▸ Requirements
For the material that follows, list every line containing the word "Drives".

Items from a dataset:
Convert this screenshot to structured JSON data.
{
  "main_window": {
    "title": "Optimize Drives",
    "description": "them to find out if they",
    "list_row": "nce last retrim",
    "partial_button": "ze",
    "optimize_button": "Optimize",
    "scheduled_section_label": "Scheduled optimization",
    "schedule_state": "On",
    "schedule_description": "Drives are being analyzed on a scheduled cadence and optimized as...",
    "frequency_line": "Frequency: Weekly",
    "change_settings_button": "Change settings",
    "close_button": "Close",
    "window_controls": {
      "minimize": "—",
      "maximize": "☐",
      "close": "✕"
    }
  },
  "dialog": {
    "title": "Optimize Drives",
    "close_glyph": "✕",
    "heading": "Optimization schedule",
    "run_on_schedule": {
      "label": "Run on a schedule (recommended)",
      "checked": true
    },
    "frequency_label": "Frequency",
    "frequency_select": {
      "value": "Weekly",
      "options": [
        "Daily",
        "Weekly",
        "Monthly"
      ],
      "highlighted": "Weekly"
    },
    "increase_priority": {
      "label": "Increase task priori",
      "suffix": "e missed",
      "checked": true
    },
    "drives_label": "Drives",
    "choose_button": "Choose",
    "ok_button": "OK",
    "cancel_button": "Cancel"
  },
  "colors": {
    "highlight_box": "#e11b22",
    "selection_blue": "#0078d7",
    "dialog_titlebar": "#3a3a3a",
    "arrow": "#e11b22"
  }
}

▸ Exercise result
    "title": "Optimize Drives",
    "schedule_description": "Drives are being analyzed on a scheduled cadence and optimized as...",
    "title": "Optimize Drives",
    "drives_label": "Drives",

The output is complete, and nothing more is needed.